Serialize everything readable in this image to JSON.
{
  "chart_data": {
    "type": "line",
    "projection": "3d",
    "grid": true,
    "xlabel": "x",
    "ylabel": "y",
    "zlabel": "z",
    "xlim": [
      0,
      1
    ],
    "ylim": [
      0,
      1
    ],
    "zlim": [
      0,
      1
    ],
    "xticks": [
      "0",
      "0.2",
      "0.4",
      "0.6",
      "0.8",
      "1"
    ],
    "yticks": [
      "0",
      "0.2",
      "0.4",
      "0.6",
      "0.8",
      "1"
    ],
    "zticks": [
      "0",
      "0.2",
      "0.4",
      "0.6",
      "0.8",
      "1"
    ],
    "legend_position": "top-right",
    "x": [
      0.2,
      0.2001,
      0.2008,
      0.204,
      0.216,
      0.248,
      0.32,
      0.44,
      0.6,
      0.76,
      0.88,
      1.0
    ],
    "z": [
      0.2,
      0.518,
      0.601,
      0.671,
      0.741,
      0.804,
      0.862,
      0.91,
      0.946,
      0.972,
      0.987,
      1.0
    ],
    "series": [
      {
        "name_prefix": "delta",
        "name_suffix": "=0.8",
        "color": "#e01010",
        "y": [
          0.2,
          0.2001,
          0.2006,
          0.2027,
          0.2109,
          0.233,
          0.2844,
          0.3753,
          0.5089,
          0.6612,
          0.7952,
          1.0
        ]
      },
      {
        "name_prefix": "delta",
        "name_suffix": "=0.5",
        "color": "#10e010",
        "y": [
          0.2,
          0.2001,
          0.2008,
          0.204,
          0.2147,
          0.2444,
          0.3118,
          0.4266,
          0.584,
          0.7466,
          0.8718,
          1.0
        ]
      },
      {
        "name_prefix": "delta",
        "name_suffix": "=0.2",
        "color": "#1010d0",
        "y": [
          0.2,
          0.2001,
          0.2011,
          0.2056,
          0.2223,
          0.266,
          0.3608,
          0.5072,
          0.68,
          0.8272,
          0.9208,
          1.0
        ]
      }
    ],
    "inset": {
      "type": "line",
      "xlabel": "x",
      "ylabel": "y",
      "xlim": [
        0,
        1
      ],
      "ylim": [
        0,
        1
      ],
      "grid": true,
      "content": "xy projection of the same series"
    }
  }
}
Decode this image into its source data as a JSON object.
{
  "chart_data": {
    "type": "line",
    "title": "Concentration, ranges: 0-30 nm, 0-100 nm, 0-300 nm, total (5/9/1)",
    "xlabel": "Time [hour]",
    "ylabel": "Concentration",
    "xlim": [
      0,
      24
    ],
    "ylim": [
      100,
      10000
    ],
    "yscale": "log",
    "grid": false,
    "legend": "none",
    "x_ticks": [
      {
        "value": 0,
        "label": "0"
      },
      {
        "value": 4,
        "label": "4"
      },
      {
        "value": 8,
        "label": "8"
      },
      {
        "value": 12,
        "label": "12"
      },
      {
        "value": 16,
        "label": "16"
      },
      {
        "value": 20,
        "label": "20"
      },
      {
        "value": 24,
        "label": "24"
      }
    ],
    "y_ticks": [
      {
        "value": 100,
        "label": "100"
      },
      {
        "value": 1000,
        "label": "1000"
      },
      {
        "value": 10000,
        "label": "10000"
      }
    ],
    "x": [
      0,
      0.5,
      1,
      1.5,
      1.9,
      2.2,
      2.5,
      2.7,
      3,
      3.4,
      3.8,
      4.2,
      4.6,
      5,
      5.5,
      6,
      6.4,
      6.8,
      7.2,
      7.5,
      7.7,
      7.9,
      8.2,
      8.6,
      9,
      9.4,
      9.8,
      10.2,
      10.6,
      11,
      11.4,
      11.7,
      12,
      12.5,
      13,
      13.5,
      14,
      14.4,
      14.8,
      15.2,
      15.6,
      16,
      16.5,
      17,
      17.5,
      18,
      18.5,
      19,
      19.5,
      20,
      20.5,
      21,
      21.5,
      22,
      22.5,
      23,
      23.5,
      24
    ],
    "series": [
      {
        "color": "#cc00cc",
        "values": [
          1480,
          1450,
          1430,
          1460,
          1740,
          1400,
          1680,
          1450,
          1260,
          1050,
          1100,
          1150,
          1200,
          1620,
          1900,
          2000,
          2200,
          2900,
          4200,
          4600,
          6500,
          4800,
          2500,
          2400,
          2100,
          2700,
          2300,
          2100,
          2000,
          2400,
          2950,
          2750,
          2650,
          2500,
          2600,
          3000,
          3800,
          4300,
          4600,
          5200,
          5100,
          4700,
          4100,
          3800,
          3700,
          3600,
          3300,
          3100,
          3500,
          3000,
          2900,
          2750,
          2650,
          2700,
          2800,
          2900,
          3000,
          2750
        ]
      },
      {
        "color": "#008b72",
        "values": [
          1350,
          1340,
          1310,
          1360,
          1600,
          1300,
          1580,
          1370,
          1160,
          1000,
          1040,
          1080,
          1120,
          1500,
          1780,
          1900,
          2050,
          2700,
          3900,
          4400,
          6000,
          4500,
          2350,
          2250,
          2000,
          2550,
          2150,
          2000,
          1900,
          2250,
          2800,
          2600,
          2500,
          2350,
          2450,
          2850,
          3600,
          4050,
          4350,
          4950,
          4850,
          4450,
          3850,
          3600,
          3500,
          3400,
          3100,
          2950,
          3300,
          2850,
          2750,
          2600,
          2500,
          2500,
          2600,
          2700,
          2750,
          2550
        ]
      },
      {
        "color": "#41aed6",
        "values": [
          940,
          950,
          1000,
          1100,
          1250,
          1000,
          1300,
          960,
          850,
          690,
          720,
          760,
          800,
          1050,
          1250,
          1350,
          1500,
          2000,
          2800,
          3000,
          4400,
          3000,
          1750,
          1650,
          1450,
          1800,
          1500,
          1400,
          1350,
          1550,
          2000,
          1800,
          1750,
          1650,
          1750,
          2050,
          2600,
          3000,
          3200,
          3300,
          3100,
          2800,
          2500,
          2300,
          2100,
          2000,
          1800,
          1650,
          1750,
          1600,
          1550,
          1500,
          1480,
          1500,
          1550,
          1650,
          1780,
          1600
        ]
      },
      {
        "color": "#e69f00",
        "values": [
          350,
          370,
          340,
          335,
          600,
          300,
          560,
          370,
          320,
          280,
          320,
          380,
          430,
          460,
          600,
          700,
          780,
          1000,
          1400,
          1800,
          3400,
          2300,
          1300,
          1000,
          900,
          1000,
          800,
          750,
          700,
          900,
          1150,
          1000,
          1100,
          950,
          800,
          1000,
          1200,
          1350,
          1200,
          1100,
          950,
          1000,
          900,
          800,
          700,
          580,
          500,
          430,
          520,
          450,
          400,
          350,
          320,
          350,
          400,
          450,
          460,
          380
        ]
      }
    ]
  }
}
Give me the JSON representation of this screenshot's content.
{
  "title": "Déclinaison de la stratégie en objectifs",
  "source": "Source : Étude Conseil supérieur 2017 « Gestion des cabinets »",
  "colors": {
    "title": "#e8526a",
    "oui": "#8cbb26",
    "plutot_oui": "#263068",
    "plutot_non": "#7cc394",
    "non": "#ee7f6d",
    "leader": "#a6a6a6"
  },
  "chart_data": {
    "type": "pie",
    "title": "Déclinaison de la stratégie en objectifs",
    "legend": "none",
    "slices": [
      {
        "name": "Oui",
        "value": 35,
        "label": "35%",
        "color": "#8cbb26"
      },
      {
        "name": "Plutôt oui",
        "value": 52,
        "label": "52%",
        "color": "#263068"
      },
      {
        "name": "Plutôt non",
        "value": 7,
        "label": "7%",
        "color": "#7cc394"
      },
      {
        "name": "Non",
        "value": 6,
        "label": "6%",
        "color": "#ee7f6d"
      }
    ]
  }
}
━━━━━━
#### Exercise objective
Find the line containing "Give me the". Reproduce it exactly, along with every line after it through the last.

#### Result of the task
Give me the JSON representation of this screenshot's content.
{
  "title": "Déclinaison de la stratégie en objectifs",
  "source": "Source : Étude Conseil supérieur 2017 « Gestion des cabinets »",
  "colors": {
    "title": "#e8526a",
    "oui": "#8cbb26",
    "plutot_oui": "#263068",
    "plutot_non": "#7cc394",
    "non": "#ee7f6d",
    "leader": "#a6a6a6"
  },
  "chart_data": {
    "type": "pie",
    "title": "Déclinaison de la stratégie en objectifs",
    "legend": "none",
    "slices": [
      {
        "name": "Oui",
        "value": 35,
        "label": "35%",
        "color": "#8cbb26"
      },
      {
        "name": "Plutôt oui",
        "value": 52,
        "label": "52%",
        "color": "#263068"
      },
      {
        "name": "Plutôt non",
        "value": 7,
        "label": "7%",
        "color": "#7cc394"
      },
      {
        "name": "Non",
        "value": 6,
        "label": "6%",
        "color": "#ee7f6d"
      }
    ]
  }
}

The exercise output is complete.